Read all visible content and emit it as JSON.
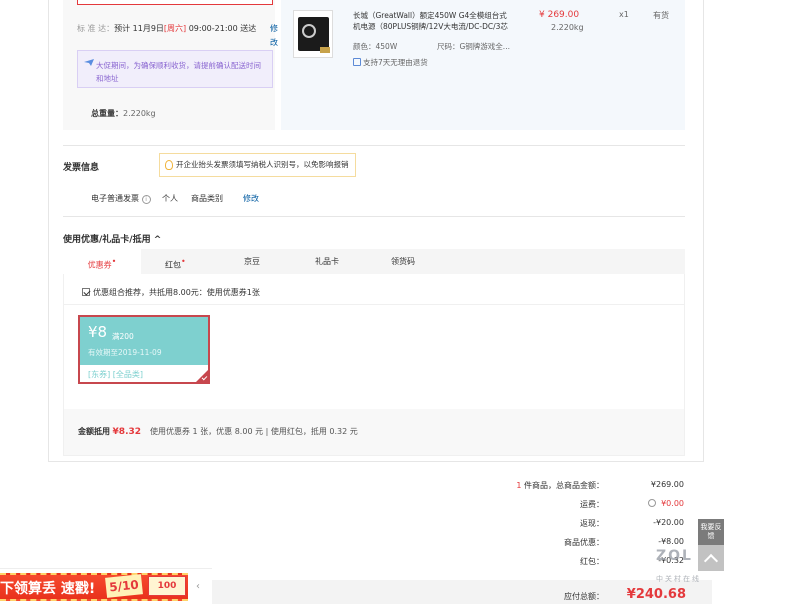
{
  "shipping": {
    "delivery_label": "标 准 达：",
    "delivery_pre": "预计 11月9日",
    "delivery_weekday": "[周六]",
    "delivery_time": " 09:00-21:00 送达",
    "edit": "修改",
    "notice": "大促期间，为确保顺利收货，请提前确认配送时间和地址",
    "weight_label": "总重量：",
    "weight_value": "2.220kg"
  },
  "product": {
    "title": "长城（GreatWall）额定450W G4全模组台式机电源（80PLUS铜牌/12V大电流/DC-DC/3芯",
    "color_label": "颜色：",
    "color_value": "450W",
    "size_label": "尺码：",
    "size_value": "G铜牌游戏全...",
    "return": "支持7天无理由退货",
    "price": "¥ 269.00",
    "weight": "2.220kg",
    "qty": "x1",
    "stock": "有货"
  },
  "invoice": {
    "title": "发票信息",
    "tip": "开企业抬头发票须填写纳税人识别号，以免影响报销",
    "type": "电子普通发票",
    "help": "i",
    "holder": "个人",
    "content": "商品类别",
    "edit": "修改"
  },
  "coupons": {
    "title": "使用优惠/礼品卡/抵用",
    "caret": "^",
    "tabs": [
      {
        "label": "优惠券",
        "dot": "•"
      },
      {
        "label": "红包",
        "dot": "•"
      },
      {
        "label": "京豆",
        "dot": ""
      },
      {
        "label": "礼品卡",
        "dot": ""
      },
      {
        "label": "领货码",
        "dot": ""
      }
    ],
    "combo": "优惠组合推荐，共抵用8.00元：使用优惠券1张",
    "coupon": {
      "amount": "¥8",
      "min": "满200",
      "expiry": "有效期至2019-11-09",
      "tags": "[东券] [全品类]"
    },
    "total_label": "金额抵用",
    "total_value": "¥8.32",
    "breakdown": "使用优惠券 1 张，优惠 8.00 元 | 使用红包，抵用 0.32 元"
  },
  "summary": {
    "count": "1",
    "goods_label": " 件商品，总商品金额：",
    "goods_value": "¥269.00",
    "shipping_label": "运费：",
    "shipping_value": "¥0.00",
    "rebate_label": "返现：",
    "rebate_value": "-¥20.00",
    "discount_label": "商品优惠：",
    "discount_value": "-¥8.00",
    "redpack_label": "红包：",
    "redpack_value": "-¥0.32",
    "total_label": "应付总额：",
    "total_value": "¥240.68"
  },
  "side": {
    "feedback": "我要反馈",
    "watermark": "ZOL",
    "watermark_sub": "中关村在线"
  },
  "promo": {
    "text": "下领算丢 速戳!",
    "date": "5/10",
    "ticket": "100"
  }
}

**What the exercise asks**
From the data above, copy each line where the string "content" appears.

**Full output**
Read all visible content and emit it as JSON.
    "content": "商品类别",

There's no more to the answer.